═════ Trecho selecionado

Caro Presidente Luiz Inácio Lula do Brasil,
É verdade que a escrita não tem pai nem origem e ela pode, em tese, ser utilizada por qualquer um para qualquer coisa e a isso que aprendemos a chamar, muito apropriadamente, exercer a liberdade de expressão.
Como, aqui, empregarei a palavra verdade como uma possibilidade de interpretação; de interpretação da e sobre a verdade, sendo esta, portanto, uma interpretação de um sujeito que agora está a escrever e que, também por isso, não tem pai, nem origem, como você, Lula, sou considerado um analfabeto, ainda que tenha um desvalorizado título de doutor em letras ficcionais. Porque a ficção, Lula, como nós dois, como todos nós, não tem pai, e nem origem.
E não ter pai nem origem, isto é, ser escrita, ser ficção, é apenas uma forma de dizer que somos frágeis, leves, vulneráveis, soltos, espécies paradoxais de rios heraclitianos cujas águas, como todo rio, nunca são as mesmas, em cada ponto de seu fluir.
Não ter pai e nem origem é ser mais servo que senhor feudal, mais plebeu que nobre, mais operário, ou lumpen, que burguês. É mais Lula que FHC?

══════════
═════ Dados fornecidos

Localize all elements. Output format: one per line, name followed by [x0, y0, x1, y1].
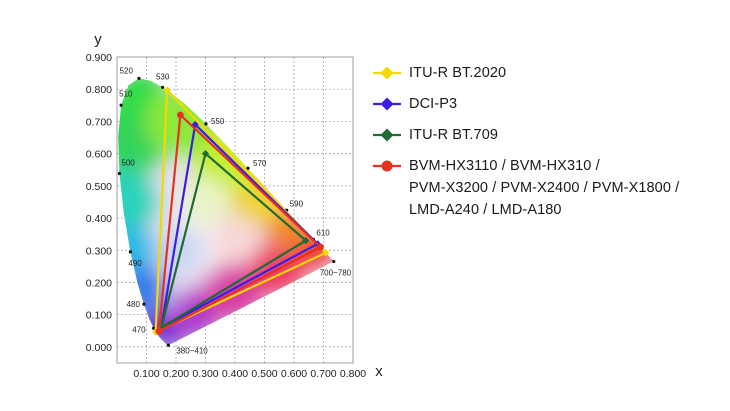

══════════

Lista de exercícios.
a - Responda com base na carta a Lula:
(i) Que título acadêmico quem escreve a carta diz possuir?
(ii) A que tipo de rios a carta compara quem não tem pai nem origem?
(iii) Segundo a carta, não ter pai nem origem é ser mais servo do que o quê?
b - Prossiga com a carta a Lula a partir da pergunta que a encerra.
Os dados não têm relação com a carta a Lula.

Respostas por tarefa.
a -
(i) Um desvalorizado título de doutor em letras ficcionais.
(ii) A espécies paradoxais de rios heraclitianos.
(iii) Do que senhor feudal.

b -
Assim, se é verdade que a escrita não tem nem pai e nem origem e tudo isso é uma maneira de dizer que somos humanos, demasiadamente humanos, que somos, enfim e em começo, seres vivos de carne e osso, sugiro, senhor presidente, que essa minha interpretação heraclitiana da verdade escreva neste momento que a verdade é não ter posse de verdade alguma, que a verdade é ser vulnerável, sem essência, sem dogma; é ser plebeu.
A verdade do pai
Por outro lado, se é verdade que posso, mesmo não defendendo verdade alguma, argumentar esta verdade: a de todos e de ninguém, a verdade sem casta, sem árvore genealógica, sem mito cosmogônico de origens epopéicas, então é verdade que eu possa dizer o que é a verdade, mesmo para dizer que ela não existe.
Portanto, é verdade que existem muitas verdades, Lula.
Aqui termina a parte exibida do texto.